__Written exercise__:
List each line in which the string "before" appears.

═══ Records to use

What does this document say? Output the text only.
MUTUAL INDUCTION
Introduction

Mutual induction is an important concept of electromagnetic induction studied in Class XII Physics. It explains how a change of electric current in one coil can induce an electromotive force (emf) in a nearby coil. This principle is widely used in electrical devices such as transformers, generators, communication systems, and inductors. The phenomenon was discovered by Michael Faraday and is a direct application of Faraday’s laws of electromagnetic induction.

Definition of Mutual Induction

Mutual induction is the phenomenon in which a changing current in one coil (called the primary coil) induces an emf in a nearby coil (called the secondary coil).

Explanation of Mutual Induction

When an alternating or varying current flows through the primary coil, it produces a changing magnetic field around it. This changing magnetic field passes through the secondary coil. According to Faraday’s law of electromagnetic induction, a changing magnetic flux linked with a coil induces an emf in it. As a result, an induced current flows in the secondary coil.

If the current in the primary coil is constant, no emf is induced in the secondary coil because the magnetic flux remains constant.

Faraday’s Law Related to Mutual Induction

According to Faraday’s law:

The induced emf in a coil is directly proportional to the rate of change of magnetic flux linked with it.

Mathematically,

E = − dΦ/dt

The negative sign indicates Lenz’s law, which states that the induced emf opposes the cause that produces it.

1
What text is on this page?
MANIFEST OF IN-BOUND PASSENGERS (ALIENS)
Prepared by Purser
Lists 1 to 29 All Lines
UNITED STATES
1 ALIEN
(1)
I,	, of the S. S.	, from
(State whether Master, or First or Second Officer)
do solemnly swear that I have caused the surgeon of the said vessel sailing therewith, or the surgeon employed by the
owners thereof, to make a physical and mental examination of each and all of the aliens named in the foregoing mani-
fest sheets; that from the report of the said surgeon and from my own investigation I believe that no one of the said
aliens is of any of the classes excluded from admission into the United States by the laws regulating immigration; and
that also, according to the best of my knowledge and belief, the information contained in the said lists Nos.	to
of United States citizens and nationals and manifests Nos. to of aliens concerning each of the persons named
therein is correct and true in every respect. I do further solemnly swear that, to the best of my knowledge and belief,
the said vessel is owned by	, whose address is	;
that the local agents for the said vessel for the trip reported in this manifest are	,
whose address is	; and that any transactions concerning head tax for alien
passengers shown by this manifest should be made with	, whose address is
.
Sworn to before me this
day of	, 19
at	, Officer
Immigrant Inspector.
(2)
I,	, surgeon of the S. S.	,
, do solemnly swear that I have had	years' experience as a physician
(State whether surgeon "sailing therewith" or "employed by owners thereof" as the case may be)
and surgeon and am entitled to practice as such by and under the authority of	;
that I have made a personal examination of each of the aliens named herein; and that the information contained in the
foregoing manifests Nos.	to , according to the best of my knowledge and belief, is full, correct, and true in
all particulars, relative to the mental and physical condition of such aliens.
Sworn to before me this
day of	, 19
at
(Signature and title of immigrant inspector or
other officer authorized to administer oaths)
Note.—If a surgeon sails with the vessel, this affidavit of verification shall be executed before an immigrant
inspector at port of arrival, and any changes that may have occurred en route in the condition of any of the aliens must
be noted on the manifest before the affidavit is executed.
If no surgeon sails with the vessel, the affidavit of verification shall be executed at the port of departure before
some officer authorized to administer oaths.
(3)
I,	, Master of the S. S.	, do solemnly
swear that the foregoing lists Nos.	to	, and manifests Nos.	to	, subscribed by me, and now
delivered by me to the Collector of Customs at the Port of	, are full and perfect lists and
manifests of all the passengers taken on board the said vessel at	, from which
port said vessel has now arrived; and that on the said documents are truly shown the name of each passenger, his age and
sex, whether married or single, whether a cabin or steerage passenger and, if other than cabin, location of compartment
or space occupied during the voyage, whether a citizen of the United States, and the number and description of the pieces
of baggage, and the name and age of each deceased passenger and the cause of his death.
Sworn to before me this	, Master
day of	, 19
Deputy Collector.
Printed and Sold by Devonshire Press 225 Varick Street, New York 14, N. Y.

══════

__Output of the task__:
Sworn to before me this
Sworn to before me this
Note.—If a surgeon sails with the vessel, this affidavit of verification shall be executed before an immigrant
be noted on the manifest before the affidavit is executed.
If no surgeon sails with the vessel, the affidavit of verification shall be executed at the port of departure before
Sworn to before me this	, Master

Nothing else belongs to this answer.